Data records —

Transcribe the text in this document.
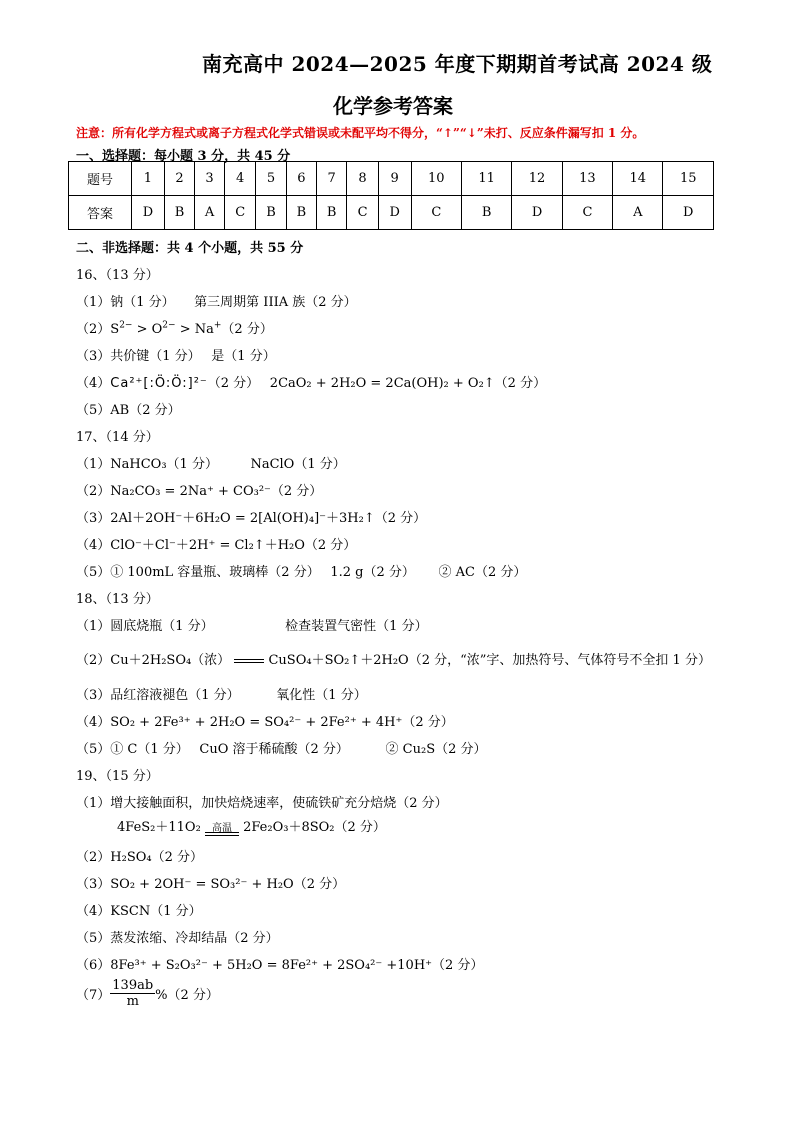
南充高中 2024—2025 年度下期期首考试高 2024 级
化学参考答案
注意：所有化学方程式或离子方程式化学式错误或未配平均不得分，“↑”“↓”未打、反应条件漏写扣 1 分。
一、选择题：每小题 3 分，共 45 分
题号	1	2	3	4	5	6	7	8	9	10	11	12	13	14	15
答案	D	B	A	C	B	B	B	C	D	C	B	D	C	A	D
二、非选择题：共 4 个小题，共 55 分
16、（13 分）
（1）钠（1 分）　　第三周期第 IIIA 族（2 分）
$(2)S^{2-} > O^{2-} > Na^+(2$ 分）
（3）共价键（1 分）　 是（1 分）
（4）Ca²⁺[:Ö:Ö:]²⁻（2 分）　 2CaO₂ + 2H₂O = 2Ca(OH)₂ + O₂↑（2 分）
（5）AB（2 分）
17、（14 分）
（1）NaHCO₃（1 分）　　　NaClO（1 分）
（2）Na₂CO₃ = 2Na⁺ + CO₃²⁻（2 分）
（3）2Al＋2OH⁻＋6H₂O = 2[Al(OH)₄]⁻＋3H₂↑（2 分）
（4）ClO⁻＋Cl⁻＋2H⁺ = Cl₂↑＋H₂O（2 分）
（5）① 100mL 容量瓶、玻璃棒（2 分）　 1.2 g（2 分）　　 ② AC（2 分）
18、（13 分）
（1）圆底烧瓶（1 分）　　　　　　检查装置气密性（1 分）
（2）Cu＋2H₂SO₄（浓）	CuSO₄＋SO₂↑＋2H₂O（2 分，“浓”字、加热符号、气体符号不全扣 1 分）
（3）品红溶液褪色（1 分）　　　 氧化性（1 分）
（4）SO₂ + 2Fe³⁺ + 2H₂O = SO₄²⁻ + 2Fe²⁺ + 4H⁺（2 分）
（5）① C（1 分）　 CuO 溶于稀硫酸（2 分）　　　 ② Cu₂S（2 分）
19、（15 分）
（1）增大接触面积，加快焙烧速率，使硫铁矿充分焙烧（2 分）
4FeS₂＋11O₂	高温 2Fe₂O₃＋8SO₂（2 分）
（2）H₂SO₄（2 分）
（3）SO₂ + 2OH⁻ = SO₃²⁻ + H₂O（2 分）
（4）KSCN（1 分）
（5）蒸发浓缩、冷却结晶（2 分）
（6）8Fe³⁺ + S₂O₃²⁻ + 5H₂O = 8Fe²⁺ + 2SO₄²⁻ +10H⁺（2 分）
$(7) \frac{139ab}{m} \%(2$ 分）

To be done —
The material above holds pictures; copy everything else in it exactly.

Correct response —
Transcribe the text in this document.
南充高中 2024—2025 年度下期期首考试高 2024 级
化学参考答案
注意：所有化学方程式或离子方程式化学式错误或未配平均不得分，“↑”“↓”未打、反应条件漏写扣 1 分。
一、选择题：每小题 3 分，共 45 分
题号	1	2	3	4	5	6	7	8	9	10	11	12	13	14	15
答案	D	B	A	C	B	B	B	C	D	C	B	D	C	A	D
二、非选择题：共 4 个小题，共 55 分
16、（13 分）
（1）钠（1 分）　　第三周期第 IIIA 族（2 分）
$(2)S^{2-} > O^{2-} > Na^+(2$ 分）
（3）共价键（1 分）　 是（1 分）
（4）Ca²⁺[:Ö:Ö:]²⁻（2 分）　 2CaO₂ + 2H₂O = 2Ca(OH)₂ + O₂↑（2 分）
（5）AB（2 分）
17、（14 分）
（1）NaHCO₃（1 分）　　　NaClO（1 分）
（2）Na₂CO₃ = 2Na⁺ + CO₃²⁻（2 分）
（3）2Al＋2OH⁻＋6H₂O = 2[Al(OH)₄]⁻＋3H₂↑（2 分）
（4）ClO⁻＋Cl⁻＋2H⁺ = Cl₂↑＋H₂O（2 分）
（5）① 100mL 容量瓶、玻璃棒（2 分）　 1.2 g（2 分）　　 ② AC（2 分）
18、（13 分）
（1）圆底烧瓶（1 分）　　　　　　检查装置气密性（1 分）
（2）Cu＋2H₂SO₄（浓）	CuSO₄＋SO₂↑＋2H₂O（2 分，“浓”字、加热符号、气体符号不全扣 1 分）
（3）品红溶液褪色（1 分）　　　 氧化性（1 分）
（4）SO₂ + 2Fe³⁺ + 2H₂O = SO₄²⁻ + 2Fe²⁺ + 4H⁺（2 分）
（5）① C（1 分）　 CuO 溶于稀硫酸（2 分）　　　 ② Cu₂S（2 分）
19、（15 分）
（1）增大接触面积，加快焙烧速率，使硫铁矿充分焙烧（2 分）
4FeS₂＋11O₂	高温 2Fe₂O₃＋8SO₂（2 分）
（2）H₂SO₄（2 分）
（3）SO₂ + 2OH⁻ = SO₃²⁻ + H₂O（2 分）
（4）KSCN（1 分）
（5）蒸发浓缩、冷却结晶（2 分）
（6）8Fe³⁺ + S₂O₃²⁻ + 5H₂O = 8Fe²⁺ + 2SO₄²⁻ +10H⁺（2 分）
$(7) \frac{139ab}{m} \%(2$ 分）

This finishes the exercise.